Entries from a dataset
————————

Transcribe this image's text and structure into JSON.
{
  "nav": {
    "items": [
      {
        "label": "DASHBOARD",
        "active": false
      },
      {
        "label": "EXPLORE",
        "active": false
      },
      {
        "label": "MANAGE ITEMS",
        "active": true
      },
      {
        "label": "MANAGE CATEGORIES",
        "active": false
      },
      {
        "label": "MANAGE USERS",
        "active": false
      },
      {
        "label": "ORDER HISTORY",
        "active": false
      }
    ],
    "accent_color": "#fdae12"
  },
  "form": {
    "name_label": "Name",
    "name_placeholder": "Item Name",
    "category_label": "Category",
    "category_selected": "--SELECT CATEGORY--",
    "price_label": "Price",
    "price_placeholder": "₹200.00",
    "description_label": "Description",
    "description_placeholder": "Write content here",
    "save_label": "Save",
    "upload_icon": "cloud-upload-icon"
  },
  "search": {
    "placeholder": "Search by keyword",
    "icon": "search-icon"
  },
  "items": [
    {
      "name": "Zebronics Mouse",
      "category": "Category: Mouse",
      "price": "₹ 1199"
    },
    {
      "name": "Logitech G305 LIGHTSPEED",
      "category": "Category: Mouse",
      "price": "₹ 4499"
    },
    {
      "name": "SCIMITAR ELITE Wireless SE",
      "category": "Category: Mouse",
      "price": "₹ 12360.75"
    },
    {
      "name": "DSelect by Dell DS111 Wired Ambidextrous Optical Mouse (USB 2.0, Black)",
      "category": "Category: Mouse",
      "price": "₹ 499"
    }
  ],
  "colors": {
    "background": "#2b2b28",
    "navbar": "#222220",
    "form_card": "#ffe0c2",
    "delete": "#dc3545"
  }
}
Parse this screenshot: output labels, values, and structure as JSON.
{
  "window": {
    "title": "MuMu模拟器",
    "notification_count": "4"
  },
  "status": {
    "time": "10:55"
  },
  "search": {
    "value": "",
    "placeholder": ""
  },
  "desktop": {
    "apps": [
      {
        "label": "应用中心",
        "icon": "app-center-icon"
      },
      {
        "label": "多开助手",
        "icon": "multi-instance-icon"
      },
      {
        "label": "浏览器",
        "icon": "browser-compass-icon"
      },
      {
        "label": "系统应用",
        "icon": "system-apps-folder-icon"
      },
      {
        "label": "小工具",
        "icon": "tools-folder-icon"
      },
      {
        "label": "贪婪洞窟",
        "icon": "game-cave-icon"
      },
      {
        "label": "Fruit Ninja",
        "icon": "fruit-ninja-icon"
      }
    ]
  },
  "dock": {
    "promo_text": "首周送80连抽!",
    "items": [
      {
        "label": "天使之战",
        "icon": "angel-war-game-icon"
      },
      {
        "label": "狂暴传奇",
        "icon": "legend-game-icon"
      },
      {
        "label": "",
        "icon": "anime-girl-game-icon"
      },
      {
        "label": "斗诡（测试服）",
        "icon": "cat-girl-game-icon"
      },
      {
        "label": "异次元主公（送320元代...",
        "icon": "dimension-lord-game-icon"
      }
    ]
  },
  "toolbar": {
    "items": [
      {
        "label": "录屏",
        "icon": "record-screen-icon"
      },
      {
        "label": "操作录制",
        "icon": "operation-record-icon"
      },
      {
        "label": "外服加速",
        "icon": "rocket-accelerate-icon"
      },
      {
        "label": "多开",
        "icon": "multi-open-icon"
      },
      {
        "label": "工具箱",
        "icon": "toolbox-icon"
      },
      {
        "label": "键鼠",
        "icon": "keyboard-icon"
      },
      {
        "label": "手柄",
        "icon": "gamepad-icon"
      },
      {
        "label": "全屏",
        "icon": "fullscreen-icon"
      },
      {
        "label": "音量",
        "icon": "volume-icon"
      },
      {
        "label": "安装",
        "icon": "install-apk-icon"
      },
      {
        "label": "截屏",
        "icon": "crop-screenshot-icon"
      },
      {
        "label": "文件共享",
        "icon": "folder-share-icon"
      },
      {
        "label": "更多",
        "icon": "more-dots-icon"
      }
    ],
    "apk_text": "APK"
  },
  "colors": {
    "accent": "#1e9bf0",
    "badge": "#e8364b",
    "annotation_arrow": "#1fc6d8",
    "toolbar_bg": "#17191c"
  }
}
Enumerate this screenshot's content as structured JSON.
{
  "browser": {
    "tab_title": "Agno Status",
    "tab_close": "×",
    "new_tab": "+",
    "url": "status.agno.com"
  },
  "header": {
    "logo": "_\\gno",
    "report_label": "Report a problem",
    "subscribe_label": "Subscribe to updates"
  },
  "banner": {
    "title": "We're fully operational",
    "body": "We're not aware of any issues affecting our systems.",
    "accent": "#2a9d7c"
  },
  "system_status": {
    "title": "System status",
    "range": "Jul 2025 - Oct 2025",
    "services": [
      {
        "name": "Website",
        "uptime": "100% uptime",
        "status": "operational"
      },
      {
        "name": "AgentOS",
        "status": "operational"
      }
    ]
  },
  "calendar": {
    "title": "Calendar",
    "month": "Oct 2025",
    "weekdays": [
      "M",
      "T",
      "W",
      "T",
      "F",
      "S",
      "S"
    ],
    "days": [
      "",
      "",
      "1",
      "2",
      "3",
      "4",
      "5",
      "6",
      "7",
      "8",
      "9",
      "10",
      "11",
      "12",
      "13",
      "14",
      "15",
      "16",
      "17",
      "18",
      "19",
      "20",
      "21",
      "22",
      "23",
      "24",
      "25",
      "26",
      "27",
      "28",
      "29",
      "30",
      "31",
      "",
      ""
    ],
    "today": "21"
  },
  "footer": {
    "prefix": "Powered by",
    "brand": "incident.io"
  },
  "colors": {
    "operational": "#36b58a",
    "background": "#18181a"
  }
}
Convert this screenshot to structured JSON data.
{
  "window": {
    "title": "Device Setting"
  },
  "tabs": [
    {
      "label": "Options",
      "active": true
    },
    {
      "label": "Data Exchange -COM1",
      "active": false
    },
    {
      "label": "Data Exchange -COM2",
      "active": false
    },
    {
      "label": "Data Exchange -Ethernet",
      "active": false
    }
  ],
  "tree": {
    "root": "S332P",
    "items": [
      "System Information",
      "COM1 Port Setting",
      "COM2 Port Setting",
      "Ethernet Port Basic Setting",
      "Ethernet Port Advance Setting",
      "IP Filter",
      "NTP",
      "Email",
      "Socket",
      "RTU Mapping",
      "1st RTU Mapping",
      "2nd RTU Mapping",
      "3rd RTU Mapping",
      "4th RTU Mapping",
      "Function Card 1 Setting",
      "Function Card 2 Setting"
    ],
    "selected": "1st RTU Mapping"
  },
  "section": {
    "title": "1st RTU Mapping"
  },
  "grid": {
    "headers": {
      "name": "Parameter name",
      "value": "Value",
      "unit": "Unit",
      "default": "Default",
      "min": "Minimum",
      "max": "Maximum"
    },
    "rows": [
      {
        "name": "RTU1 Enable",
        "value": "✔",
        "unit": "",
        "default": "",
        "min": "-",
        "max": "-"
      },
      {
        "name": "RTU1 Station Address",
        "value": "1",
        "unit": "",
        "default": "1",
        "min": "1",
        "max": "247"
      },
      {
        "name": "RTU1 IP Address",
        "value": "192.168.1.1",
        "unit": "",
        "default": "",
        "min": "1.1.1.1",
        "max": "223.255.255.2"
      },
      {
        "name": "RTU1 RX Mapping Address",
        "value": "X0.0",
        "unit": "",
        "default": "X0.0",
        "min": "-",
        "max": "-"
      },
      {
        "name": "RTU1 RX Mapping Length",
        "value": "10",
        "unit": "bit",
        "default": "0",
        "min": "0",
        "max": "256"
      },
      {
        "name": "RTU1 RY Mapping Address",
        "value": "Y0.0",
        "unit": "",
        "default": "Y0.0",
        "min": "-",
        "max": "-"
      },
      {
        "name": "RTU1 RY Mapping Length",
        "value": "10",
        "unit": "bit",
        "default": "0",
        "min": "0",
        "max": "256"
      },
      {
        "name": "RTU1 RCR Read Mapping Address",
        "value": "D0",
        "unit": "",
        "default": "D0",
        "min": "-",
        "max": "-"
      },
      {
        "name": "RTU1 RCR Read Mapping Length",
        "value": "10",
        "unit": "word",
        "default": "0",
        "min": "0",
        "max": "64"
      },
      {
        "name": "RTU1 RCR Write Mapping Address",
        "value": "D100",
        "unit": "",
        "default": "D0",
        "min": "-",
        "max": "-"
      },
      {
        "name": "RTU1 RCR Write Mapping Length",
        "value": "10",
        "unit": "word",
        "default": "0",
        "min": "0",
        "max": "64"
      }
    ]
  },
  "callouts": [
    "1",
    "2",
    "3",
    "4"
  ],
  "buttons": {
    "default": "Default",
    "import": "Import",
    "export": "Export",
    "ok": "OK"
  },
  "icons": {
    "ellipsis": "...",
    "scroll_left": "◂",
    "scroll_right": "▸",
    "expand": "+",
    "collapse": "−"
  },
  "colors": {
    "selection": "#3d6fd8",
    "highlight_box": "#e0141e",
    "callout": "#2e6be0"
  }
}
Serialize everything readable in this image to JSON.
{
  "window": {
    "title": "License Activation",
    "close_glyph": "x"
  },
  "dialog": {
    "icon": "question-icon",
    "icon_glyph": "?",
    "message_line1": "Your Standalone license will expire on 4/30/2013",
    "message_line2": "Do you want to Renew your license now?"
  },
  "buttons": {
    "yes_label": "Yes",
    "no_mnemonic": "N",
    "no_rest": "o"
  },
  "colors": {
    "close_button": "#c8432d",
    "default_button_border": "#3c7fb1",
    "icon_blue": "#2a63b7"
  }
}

————————

WHAT THE TASK REQUIRES » Set down, word for word, every line from the line that holds "Serialize everything readable" to the end of the entries above, including both ends.

TASK OUTPUT »
Serialize everything readable in this image to JSON.
{
  "window": {
    "title": "License Activation",
    "close_glyph": "x"
  },
  "dialog": {
    "icon": "question-icon",
    "icon_glyph": "?",
    "message_line1": "Your Standalone license will expire on 4/30/2013",
    "message_line2": "Do you want to Renew your license now?"
  },
  "buttons": {
    "yes_label": "Yes",
    "no_mnemonic": "N",
    "no_rest": "o"
  },
  "colors": {
    "close_button": "#c8432d",
    "default_button_border": "#3c7fb1",
    "icon_blue": "#2a63b7"
  }
}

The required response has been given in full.